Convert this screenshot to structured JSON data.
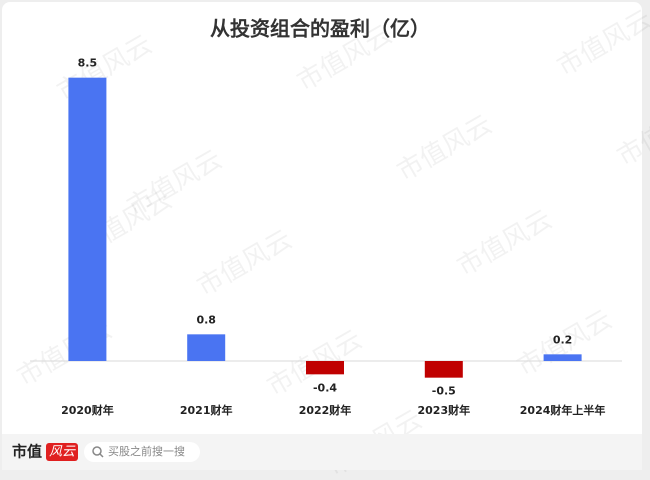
{
  "chart_data": {
    "type": "bar",
    "title": "从投资组合的盈利（亿）",
    "categories": [
      "2020财年",
      "2021财年",
      "2022财年",
      "2023财年",
      "2024财年上半年"
    ],
    "values": [
      8.5,
      0.8,
      -0.4,
      -0.5,
      0.2
    ],
    "colors": [
      "#4a74f2",
      "#4a74f2",
      "#c00000",
      "#c00000",
      "#4a74f2"
    ],
    "ylim": [
      -1.5,
      9
    ],
    "grid": false
  },
  "watermark": "市值风云",
  "footer": {
    "brand": "市值",
    "brand_logo": "风云",
    "search": "买股之前搜一搜"
  }
}
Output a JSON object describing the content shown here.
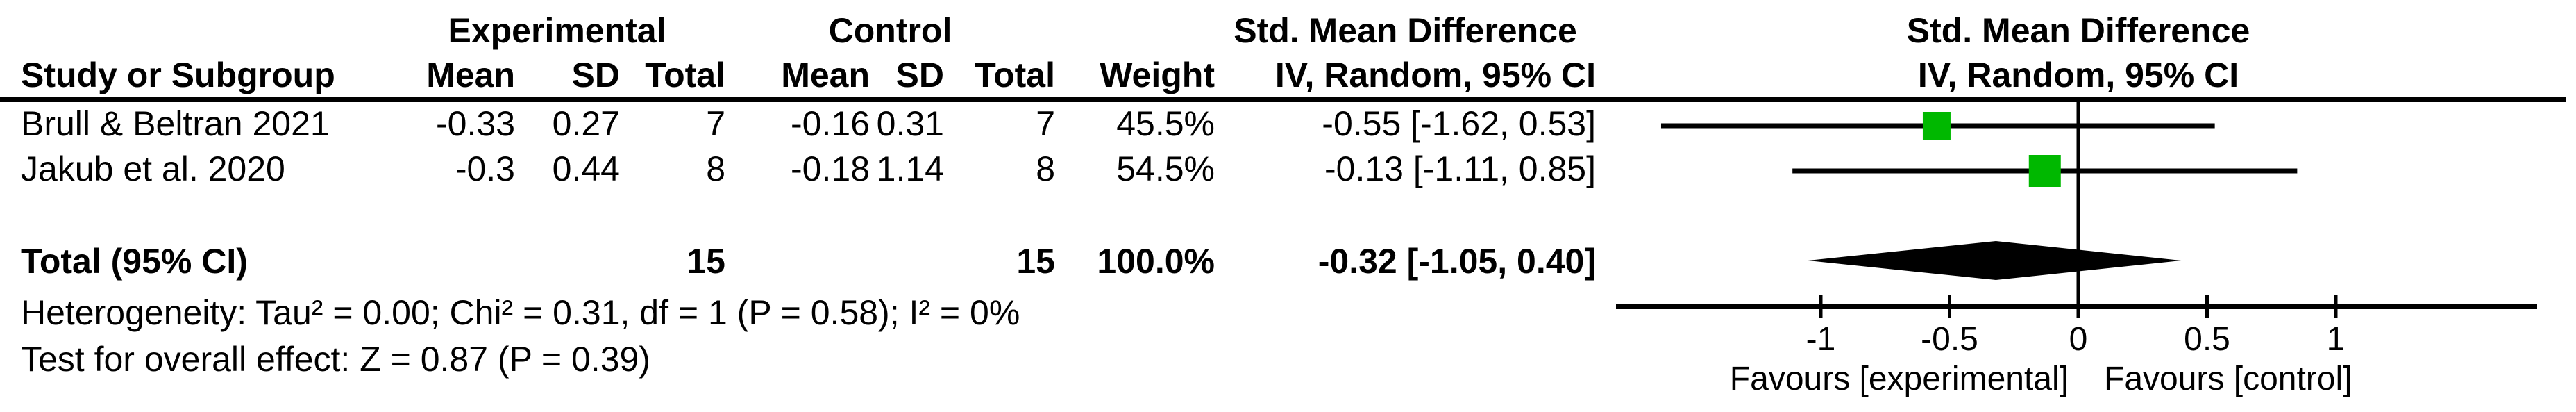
{
  "table": {
    "group_headers": {
      "experimental": "Experimental",
      "control": "Control",
      "smd": "Std. Mean Difference"
    },
    "col_headers": {
      "study": "Study or Subgroup",
      "exp_mean": "Mean",
      "exp_sd": "SD",
      "exp_total": "Total",
      "ctrl_mean": "Mean",
      "ctrl_sd": "SD",
      "ctrl_total": "Total",
      "weight": "Weight",
      "ci": "IV, Random, 95% CI"
    },
    "rows": [
      {
        "study": "Brull & Beltran 2021",
        "exp_mean": "-0.33",
        "exp_sd": "0.27",
        "exp_total": "7",
        "ctrl_mean": "-0.16",
        "ctrl_sd": "0.31",
        "ctrl_total": "7",
        "weight": "45.5%",
        "ci": "-0.55 [-1.62, 0.53]"
      },
      {
        "study": "Jakub et al. 2020",
        "exp_mean": "-0.3",
        "exp_sd": "0.44",
        "exp_total": "8",
        "ctrl_mean": "-0.18",
        "ctrl_sd": "1.14",
        "ctrl_total": "8",
        "weight": "54.5%",
        "ci": "-0.13 [-1.11, 0.85]"
      }
    ],
    "total_row": {
      "label": "Total (95% CI)",
      "exp_total": "15",
      "ctrl_total": "15",
      "weight": "100.0%",
      "ci": "-0.32 [-1.05, 0.40]"
    },
    "heterogeneity": "Heterogeneity: Tau² = 0.00; Chi² = 0.31, df = 1 (P = 0.58); I² = 0%",
    "overall_effect": "Test for overall effect: Z = 0.87 (P = 0.39)"
  },
  "plot": {
    "header_line1": "Std. Mean Difference",
    "header_line2": "IV, Random, 95% CI",
    "marker_color": "#00b800",
    "line_color": "#000000"
  },
  "chart_data": {
    "type": "forest",
    "effect_measure": "Std. Mean Difference",
    "model": "IV, Random, 95% CI",
    "studies": [
      {
        "name": "Brull & Beltran 2021",
        "exp_mean": -0.33,
        "exp_sd": 0.27,
        "exp_total": 7,
        "ctrl_mean": -0.16,
        "ctrl_sd": 0.31,
        "ctrl_total": 7,
        "weight_pct": 45.5,
        "smd": -0.55,
        "ci_low": -1.62,
        "ci_high": 0.53
      },
      {
        "name": "Jakub et al. 2020",
        "exp_mean": -0.3,
        "exp_sd": 0.44,
        "exp_total": 8,
        "ctrl_mean": -0.18,
        "ctrl_sd": 1.14,
        "ctrl_total": 8,
        "weight_pct": 54.5,
        "smd": -0.13,
        "ci_low": -1.11,
        "ci_high": 0.85
      }
    ],
    "total": {
      "label": "Total (95% CI)",
      "exp_total": 15,
      "ctrl_total": 15,
      "weight_pct": 100.0,
      "smd": -0.32,
      "ci_low": -1.05,
      "ci_high": 0.4
    },
    "heterogeneity": {
      "tau2": 0.0,
      "chi2": 0.31,
      "df": 1,
      "p": 0.58,
      "i2_pct": 0
    },
    "overall_effect": {
      "z": 0.87,
      "p": 0.39
    },
    "axis": {
      "ticks": [
        -1,
        -0.5,
        0,
        0.5,
        1
      ],
      "xlim": [
        -1.8,
        1.78
      ],
      "label_left": "Favours [experimental]",
      "label_right": "Favours [control]"
    }
  }
}
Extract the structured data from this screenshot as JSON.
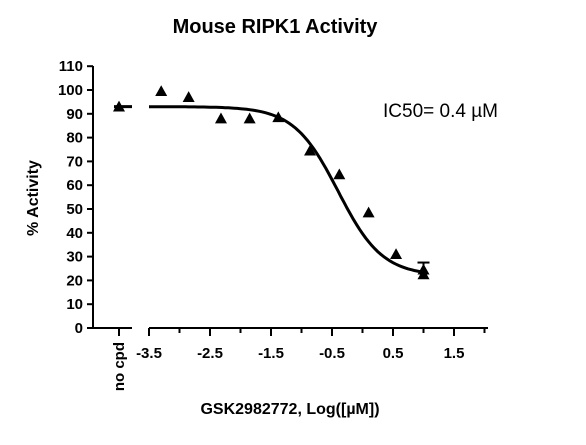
{
  "chart_data": {
    "type": "scatter",
    "title": "Mouse RIPK1 Activity",
    "xlabel": "GSK2982772, Log([µM])",
    "ylabel": "% Activity",
    "annotation": "IC50= 0.4 µM",
    "ylim": [
      0,
      110
    ],
    "xlim": [
      -3.5,
      2
    ],
    "y_ticks": [
      "0",
      "10",
      "20",
      "30",
      "40",
      "50",
      "60",
      "70",
      "80",
      "90",
      "100",
      "110"
    ],
    "x_ticks": [
      "-3.5",
      "-2.5",
      "-1.5",
      "-0.5",
      "0.5",
      "1.5"
    ],
    "control": {
      "label": "no cpd",
      "y": 93
    },
    "series": [
      {
        "marker": "triangle",
        "x": [
          -3.3,
          -2.85,
          -2.32,
          -1.85,
          -1.38,
          -0.86,
          -0.38,
          0.1,
          0.55,
          1.0,
          1.0
        ],
        "y": [
          99.5,
          97,
          88,
          88,
          88.5,
          74.5,
          64.5,
          48.5,
          31,
          24.5,
          22.5
        ]
      }
    ],
    "fit": {
      "top": 93,
      "bottom": 22,
      "log_ic50": -0.4,
      "hill": 1.2
    },
    "errorbar": {
      "x": 1.0,
      "low": 22.5,
      "high": 27.5
    }
  }
}
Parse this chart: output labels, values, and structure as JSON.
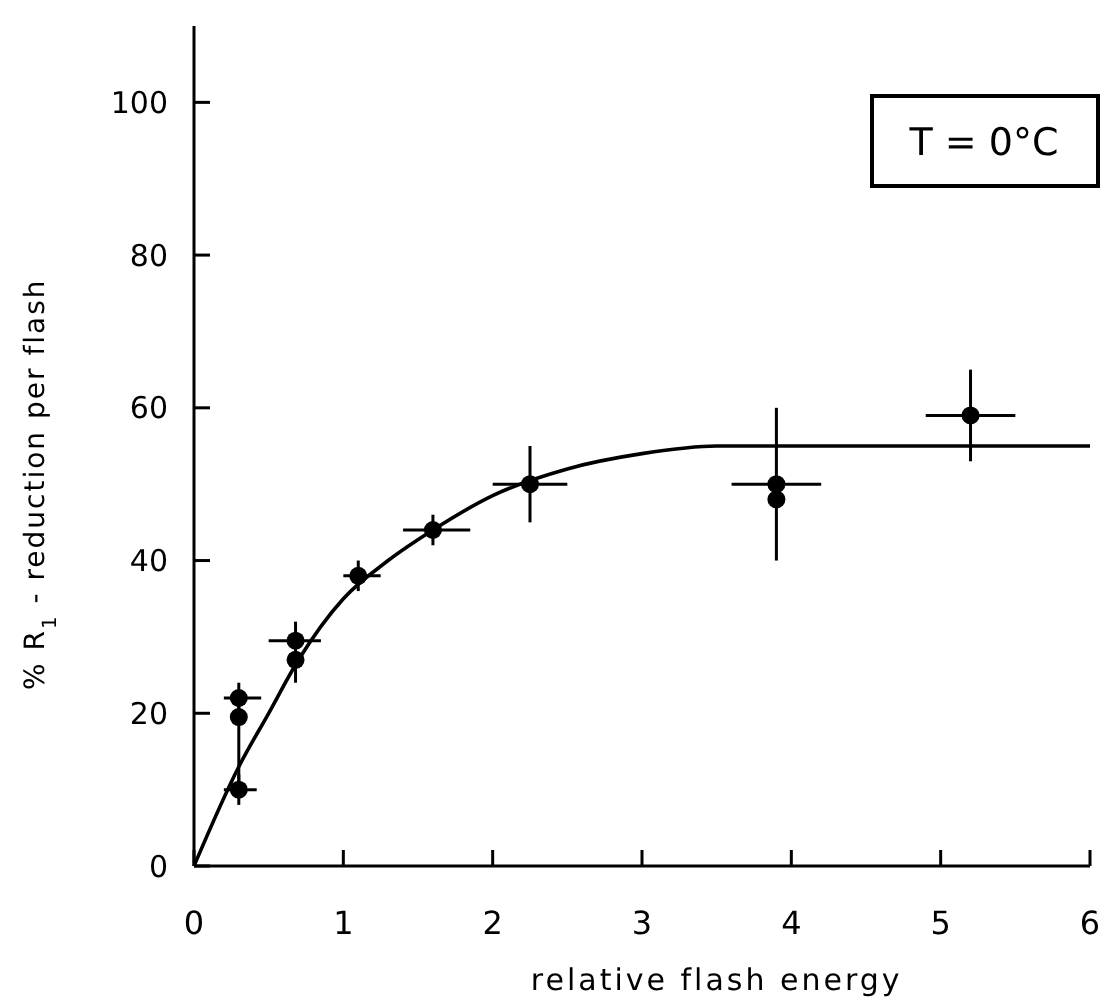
{
  "chart_data": {
    "type": "scatter",
    "xlabel": "relative flash energy",
    "ylabel": "% R$_{1}$ - reduction per flash",
    "annotations": [
      "T = 0°C"
    ],
    "xlim": [
      0,
      6
    ],
    "ylim": [
      0,
      110
    ],
    "xticks": [
      0,
      1,
      2,
      3,
      4,
      5,
      6
    ],
    "yticks": [
      0,
      20,
      40,
      60,
      80,
      100
    ],
    "grid": false,
    "marker": "circle",
    "series": [
      {
        "color": "#000000",
        "x": [
          0.3,
          0.3,
          0.3,
          0.68,
          0.68,
          1.1,
          1.6,
          2.25,
          3.9,
          3.9,
          5.2
        ],
        "values": [
          22,
          19.5,
          10,
          29.5,
          27,
          38,
          44,
          50,
          50,
          48,
          59
        ],
        "errors": [
          [
            20,
            24
          ],
          [
            11,
            21
          ],
          [
            8,
            12
          ],
          [
            27.5,
            32
          ],
          [
            24,
            28
          ],
          [
            36,
            40
          ],
          [
            42,
            46
          ],
          [
            45,
            55
          ],
          [
            40,
            60
          ],
          null,
          [
            53,
            65
          ]
        ],
        "xerrors": [
          [
            0.2,
            0.45
          ],
          null,
          [
            0.2,
            0.42
          ],
          [
            0.5,
            0.85
          ],
          null,
          [
            1.0,
            1.25
          ],
          [
            1.4,
            1.85
          ],
          [
            2.0,
            2.5
          ],
          [
            3.6,
            4.2
          ],
          null,
          [
            4.9,
            5.5
          ]
        ]
      },
      {
        "type": "line",
        "color": "#000000",
        "marker": "none",
        "line_style": "solid",
        "x": [
          0,
          0.3,
          0.5,
          0.7,
          1,
          1.3,
          1.6,
          2,
          2.5,
          3,
          3.5,
          4,
          6
        ],
        "values": [
          0,
          13,
          20,
          27,
          35,
          40,
          44,
          48.5,
          52,
          54,
          55,
          55,
          55
        ]
      }
    ]
  }
}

• What needs to be done
Read the entries and select each line where the word "Beltran" is found.

• Written reply
        "study": "Brull & Beltran 2021",
        "name": "Brull & Beltran 2021",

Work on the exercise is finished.